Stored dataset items
***

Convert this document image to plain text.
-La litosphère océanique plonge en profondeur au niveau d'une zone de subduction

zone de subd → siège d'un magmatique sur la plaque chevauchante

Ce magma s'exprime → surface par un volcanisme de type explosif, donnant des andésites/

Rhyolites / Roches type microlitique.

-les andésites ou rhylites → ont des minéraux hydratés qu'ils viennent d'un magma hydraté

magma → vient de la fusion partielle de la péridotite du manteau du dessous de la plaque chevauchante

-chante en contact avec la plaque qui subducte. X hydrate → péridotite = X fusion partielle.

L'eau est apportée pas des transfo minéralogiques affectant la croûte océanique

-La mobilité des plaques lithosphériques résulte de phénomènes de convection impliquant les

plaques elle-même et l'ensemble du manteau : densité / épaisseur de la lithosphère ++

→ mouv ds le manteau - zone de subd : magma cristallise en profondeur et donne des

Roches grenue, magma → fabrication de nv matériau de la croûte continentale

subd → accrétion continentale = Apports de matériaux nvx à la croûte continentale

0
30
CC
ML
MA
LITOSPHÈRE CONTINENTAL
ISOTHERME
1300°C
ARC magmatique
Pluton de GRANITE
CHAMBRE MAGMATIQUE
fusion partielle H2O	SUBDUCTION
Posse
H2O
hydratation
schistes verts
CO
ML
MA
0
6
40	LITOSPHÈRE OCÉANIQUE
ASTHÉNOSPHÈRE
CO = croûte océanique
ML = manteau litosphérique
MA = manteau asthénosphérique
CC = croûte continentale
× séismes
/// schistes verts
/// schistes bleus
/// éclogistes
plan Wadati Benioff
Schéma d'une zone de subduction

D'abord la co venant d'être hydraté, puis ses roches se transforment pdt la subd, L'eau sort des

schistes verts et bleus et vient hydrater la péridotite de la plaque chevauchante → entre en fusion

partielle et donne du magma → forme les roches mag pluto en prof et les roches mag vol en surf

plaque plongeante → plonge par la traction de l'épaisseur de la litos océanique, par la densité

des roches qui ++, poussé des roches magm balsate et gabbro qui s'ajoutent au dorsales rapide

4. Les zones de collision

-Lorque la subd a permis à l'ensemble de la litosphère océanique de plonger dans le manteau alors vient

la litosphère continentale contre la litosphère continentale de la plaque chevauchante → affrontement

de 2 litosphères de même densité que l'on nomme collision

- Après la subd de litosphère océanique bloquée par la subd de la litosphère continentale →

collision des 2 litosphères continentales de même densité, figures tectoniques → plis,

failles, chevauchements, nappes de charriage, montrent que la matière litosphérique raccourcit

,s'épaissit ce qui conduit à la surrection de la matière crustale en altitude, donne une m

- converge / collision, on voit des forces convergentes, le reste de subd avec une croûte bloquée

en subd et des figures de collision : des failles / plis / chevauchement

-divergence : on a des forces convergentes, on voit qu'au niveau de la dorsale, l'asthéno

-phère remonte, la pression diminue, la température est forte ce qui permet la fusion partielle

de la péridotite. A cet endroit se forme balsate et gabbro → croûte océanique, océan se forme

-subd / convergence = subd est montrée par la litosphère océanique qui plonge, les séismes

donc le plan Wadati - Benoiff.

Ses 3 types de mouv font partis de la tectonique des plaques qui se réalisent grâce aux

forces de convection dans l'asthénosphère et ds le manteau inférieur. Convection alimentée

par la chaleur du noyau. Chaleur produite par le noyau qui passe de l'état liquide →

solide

***

Restate all of the entries above precisely.

### Final answer
Convert this document image to plain text.
-La litosphère océanique plonge en profondeur au niveau d'une zone de subduction

zone de subd → siège d'un magmatique sur la plaque chevauchante

Ce magma s'exprime → surface par un volcanisme de type explosif, donnant des andésites/

Rhyolites / Roches type microlitique.

-les andésites ou rhylites → ont des minéraux hydratés qu'ils viennent d'un magma hydraté

magma → vient de la fusion partielle de la péridotite du manteau du dessous de la plaque chevauchante

-chante en contact avec la plaque qui subducte. X hydrate → péridotite = X fusion partielle.

L'eau est apportée pas des transfo minéralogiques affectant la croûte océanique

-La mobilité des plaques lithosphériques résulte de phénomènes de convection impliquant les

plaques elle-même et l'ensemble du manteau : densité / épaisseur de la lithosphère ++

→ mouv ds le manteau - zone de subd : magma cristallise en profondeur et donne des

Roches grenue, magma → fabrication de nv matériau de la croûte continentale

subd → accrétion continentale = Apports de matériaux nvx à la croûte continentale

0
30
CC
ML
MA
LITOSPHÈRE CONTINENTAL
ISOTHERME
1300°C
ARC magmatique
Pluton de GRANITE
CHAMBRE MAGMATIQUE
fusion partielle H2O	SUBDUCTION
Posse
H2O
hydratation
schistes verts
CO
ML
MA
0
6
40	LITOSPHÈRE OCÉANIQUE
ASTHÉNOSPHÈRE
CO = croûte océanique
ML = manteau litosphérique
MA = manteau asthénosphérique
CC = croûte continentale
× séismes
/// schistes verts
/// schistes bleus
/// éclogistes
plan Wadati Benioff
Schéma d'une zone de subduction

D'abord la co venant d'être hydraté, puis ses roches se transforment pdt la subd, L'eau sort des

schistes verts et bleus et vient hydrater la péridotite de la plaque chevauchante → entre en fusion

partielle et donne du magma → forme les roches mag pluto en prof et les roches mag vol en surf

plaque plongeante → plonge par la traction de l'épaisseur de la litos océanique, par la densité

des roches qui ++, poussé des roches magm balsate et gabbro qui s'ajoutent au dorsales rapide

4. Les zones de collision

-Lorque la subd a permis à l'ensemble de la litosphère océanique de plonger dans le manteau alors vient

la litosphère continentale contre la litosphère continentale de la plaque chevauchante → affrontement

de 2 litosphères de même densité que l'on nomme collision

- Après la subd de litosphère océanique bloquée par la subd de la litosphère continentale →

collision des 2 litosphères continentales de même densité, figures tectoniques → plis,

failles, chevauchements, nappes de charriage, montrent que la matière litosphérique raccourcit

,s'épaissit ce qui conduit à la surrection de la matière crustale en altitude, donne une m

- converge / collision, on voit des forces convergentes, le reste de subd avec une croûte bloquée

en subd et des figures de collision : des failles / plis / chevauchement

-divergence : on a des forces convergentes, on voit qu'au niveau de la dorsale, l'asthéno

-phère remonte, la pression diminue, la température est forte ce qui permet la fusion partielle

de la péridotite. A cet endroit se forme balsate et gabbro → croûte océanique, océan se forme

-subd / convergence = subd est montrée par la litosphère océanique qui plonge, les séismes

donc le plan Wadati - Benoiff.

Ses 3 types de mouv font partis de la tectonique des plaques qui se réalisent grâce aux

forces de convection dans l'asthénosphère et ds le manteau inférieur. Convection alimentée

par la chaleur du noyau. Chaleur produite par le noyau qui passe de l'état liquide →

solide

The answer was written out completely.